• [TASK BRIEF] Quote the full listing word for word.

[START EXTRACTED RECORDS]

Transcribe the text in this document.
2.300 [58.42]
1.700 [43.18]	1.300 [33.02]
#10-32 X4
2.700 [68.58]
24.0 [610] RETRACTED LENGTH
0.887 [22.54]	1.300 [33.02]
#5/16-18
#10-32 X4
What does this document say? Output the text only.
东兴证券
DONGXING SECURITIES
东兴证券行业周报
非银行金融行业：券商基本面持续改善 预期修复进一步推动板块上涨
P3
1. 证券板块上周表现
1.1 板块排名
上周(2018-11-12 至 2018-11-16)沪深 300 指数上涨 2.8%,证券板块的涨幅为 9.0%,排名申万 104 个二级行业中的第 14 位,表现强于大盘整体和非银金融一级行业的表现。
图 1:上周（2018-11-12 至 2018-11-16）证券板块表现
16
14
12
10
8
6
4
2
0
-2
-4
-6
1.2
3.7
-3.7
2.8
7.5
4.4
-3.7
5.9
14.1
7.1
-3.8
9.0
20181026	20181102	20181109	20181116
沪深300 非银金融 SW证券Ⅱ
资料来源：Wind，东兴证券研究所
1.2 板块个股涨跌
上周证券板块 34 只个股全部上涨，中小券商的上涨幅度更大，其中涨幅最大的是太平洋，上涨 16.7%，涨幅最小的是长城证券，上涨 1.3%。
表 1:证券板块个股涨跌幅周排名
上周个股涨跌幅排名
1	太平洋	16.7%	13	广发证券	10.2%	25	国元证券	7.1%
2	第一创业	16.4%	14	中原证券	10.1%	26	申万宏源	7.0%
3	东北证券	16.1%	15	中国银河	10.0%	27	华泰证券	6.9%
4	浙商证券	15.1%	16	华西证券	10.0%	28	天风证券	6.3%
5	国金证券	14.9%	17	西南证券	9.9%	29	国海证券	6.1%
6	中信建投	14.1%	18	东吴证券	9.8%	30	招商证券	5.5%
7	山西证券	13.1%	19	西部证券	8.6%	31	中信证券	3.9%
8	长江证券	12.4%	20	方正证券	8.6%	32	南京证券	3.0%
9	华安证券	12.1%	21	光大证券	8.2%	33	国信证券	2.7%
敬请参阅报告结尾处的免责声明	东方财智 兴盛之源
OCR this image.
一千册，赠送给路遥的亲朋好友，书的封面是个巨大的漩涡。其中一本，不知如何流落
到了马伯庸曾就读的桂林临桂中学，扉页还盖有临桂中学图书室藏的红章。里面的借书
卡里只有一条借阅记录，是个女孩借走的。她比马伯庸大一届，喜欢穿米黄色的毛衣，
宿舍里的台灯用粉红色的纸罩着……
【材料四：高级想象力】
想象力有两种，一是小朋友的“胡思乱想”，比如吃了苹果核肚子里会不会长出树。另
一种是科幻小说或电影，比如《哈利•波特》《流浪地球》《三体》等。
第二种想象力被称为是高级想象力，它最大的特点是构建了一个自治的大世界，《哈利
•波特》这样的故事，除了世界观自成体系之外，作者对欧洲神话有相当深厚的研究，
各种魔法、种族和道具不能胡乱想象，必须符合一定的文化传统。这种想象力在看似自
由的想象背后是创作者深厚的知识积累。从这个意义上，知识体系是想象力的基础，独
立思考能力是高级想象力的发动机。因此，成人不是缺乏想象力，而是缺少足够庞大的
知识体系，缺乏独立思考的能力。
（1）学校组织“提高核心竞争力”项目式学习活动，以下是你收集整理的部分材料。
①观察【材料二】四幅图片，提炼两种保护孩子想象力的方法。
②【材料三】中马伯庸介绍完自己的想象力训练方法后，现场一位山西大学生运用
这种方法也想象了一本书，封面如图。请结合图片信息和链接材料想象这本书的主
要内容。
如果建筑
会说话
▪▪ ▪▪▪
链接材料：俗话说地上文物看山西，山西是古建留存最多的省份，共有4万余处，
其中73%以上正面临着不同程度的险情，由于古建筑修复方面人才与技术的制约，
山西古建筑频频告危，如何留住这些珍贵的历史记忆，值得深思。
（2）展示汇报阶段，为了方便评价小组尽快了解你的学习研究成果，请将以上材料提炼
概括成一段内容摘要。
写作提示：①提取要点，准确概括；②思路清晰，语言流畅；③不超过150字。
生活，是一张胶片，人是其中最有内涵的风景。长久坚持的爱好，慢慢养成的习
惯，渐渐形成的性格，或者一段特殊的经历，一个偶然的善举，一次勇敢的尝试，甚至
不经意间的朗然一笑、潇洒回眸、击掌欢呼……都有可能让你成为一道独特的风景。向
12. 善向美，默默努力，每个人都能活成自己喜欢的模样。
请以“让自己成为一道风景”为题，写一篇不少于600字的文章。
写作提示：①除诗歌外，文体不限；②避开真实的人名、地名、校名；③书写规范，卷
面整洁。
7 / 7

[END EXTRACTED RECORDS]

• [TASK RESULT]
Transcribe the text in this document.
2.300 [58.42]
1.700 [43.18]	1.300 [33.02]
#10-32 X4
2.700 [68.58]
24.0 [610] RETRACTED LENGTH
0.887 [22.54]	1.300 [33.02]
#5/16-18
#10-32 X4
What does this document say? Output the text only.
东兴证券
DONGXING SECURITIES
东兴证券行业周报
非银行金融行业：券商基本面持续改善 预期修复进一步推动板块上涨
P3
1. 证券板块上周表现
1.1 板块排名
上周(2018-11-12 至 2018-11-16)沪深 300 指数上涨 2.8%,证券板块的涨幅为 9.0%,排名申万 104 个二级行业中的第 14 位,表现强于大盘整体和非银金融一级行业的表现。
图 1:上周（2018-11-12 至 2018-11-16）证券板块表现
16
14
12
10
8
6
4
2
0
-2
-4
-6
1.2
3.7
-3.7
2.8
7.5
4.4
-3.7
5.9
14.1
7.1
-3.8
9.0
20181026	20181102	20181109	20181116
沪深300 非银金融 SW证券Ⅱ
资料来源：Wind，东兴证券研究所
1.2 板块个股涨跌
上周证券板块 34 只个股全部上涨，中小券商的上涨幅度更大，其中涨幅最大的是太平洋，上涨 16.7%，涨幅最小的是长城证券，上涨 1.3%。
表 1:证券板块个股涨跌幅周排名
上周个股涨跌幅排名
1	太平洋	16.7%	13	广发证券	10.2%	25	国元证券	7.1%
2	第一创业	16.4%	14	中原证券	10.1%	26	申万宏源	7.0%
3	东北证券	16.1%	15	中国银河	10.0%	27	华泰证券	6.9%
4	浙商证券	15.1%	16	华西证券	10.0%	28	天风证券	6.3%
5	国金证券	14.9%	17	西南证券	9.9%	29	国海证券	6.1%
6	中信建投	14.1%	18	东吴证券	9.8%	30	招商证券	5.5%
7	山西证券	13.1%	19	西部证券	8.6%	31	中信证券	3.9%
8	长江证券	12.4%	20	方正证券	8.6%	32	南京证券	3.0%
9	华安证券	12.1%	21	光大证券	8.2%	33	国信证券	2.7%
敬请参阅报告结尾处的免责声明	东方财智 兴盛之源
OCR this image.
一千册，赠送给路遥的亲朋好友，书的封面是个巨大的漩涡。其中一本，不知如何流落
到了马伯庸曾就读的桂林临桂中学，扉页还盖有临桂中学图书室藏的红章。里面的借书
卡里只有一条借阅记录，是个女孩借走的。她比马伯庸大一届，喜欢穿米黄色的毛衣，
宿舍里的台灯用粉红色的纸罩着……
【材料四：高级想象力】
想象力有两种，一是小朋友的“胡思乱想”，比如吃了苹果核肚子里会不会长出树。另
一种是科幻小说或电影，比如《哈利•波特》《流浪地球》《三体》等。
第二种想象力被称为是高级想象力，它最大的特点是构建了一个自治的大世界，《哈利
•波特》这样的故事，除了世界观自成体系之外，作者对欧洲神话有相当深厚的研究，
各种魔法、种族和道具不能胡乱想象，必须符合一定的文化传统。这种想象力在看似自
由的想象背后是创作者深厚的知识积累。从这个意义上，知识体系是想象力的基础，独
立思考能力是高级想象力的发动机。因此，成人不是缺乏想象力，而是缺少足够庞大的
知识体系，缺乏独立思考的能力。
（1）学校组织“提高核心竞争力”项目式学习活动，以下是你收集整理的部分材料。
①观察【材料二】四幅图片，提炼两种保护孩子想象力的方法。
②【材料三】中马伯庸介绍完自己的想象力训练方法后，现场一位山西大学生运用
这种方法也想象了一本书，封面如图。请结合图片信息和链接材料想象这本书的主
要内容。
如果建筑
会说话
▪▪ ▪▪▪
链接材料：俗话说地上文物看山西，山西是古建留存最多的省份，共有4万余处，
其中73%以上正面临着不同程度的险情，由于古建筑修复方面人才与技术的制约，
山西古建筑频频告危，如何留住这些珍贵的历史记忆，值得深思。
（2）展示汇报阶段，为了方便评价小组尽快了解你的学习研究成果，请将以上材料提炼
概括成一段内容摘要。
写作提示：①提取要点，准确概括；②思路清晰，语言流畅；③不超过150字。
生活，是一张胶片，人是其中最有内涵的风景。长久坚持的爱好，慢慢养成的习
惯，渐渐形成的性格，或者一段特殊的经历，一个偶然的善举，一次勇敢的尝试，甚至
不经意间的朗然一笑、潇洒回眸、击掌欢呼……都有可能让你成为一道独特的风景。向
12. 善向美，默默努力，每个人都能活成自己喜欢的模样。
请以“让自己成为一道风景”为题，写一篇不少于600字的文章。
写作提示：①除诗歌外，文体不限；②避开真实的人名、地名、校名；③书写规范，卷
面整洁。
7 / 7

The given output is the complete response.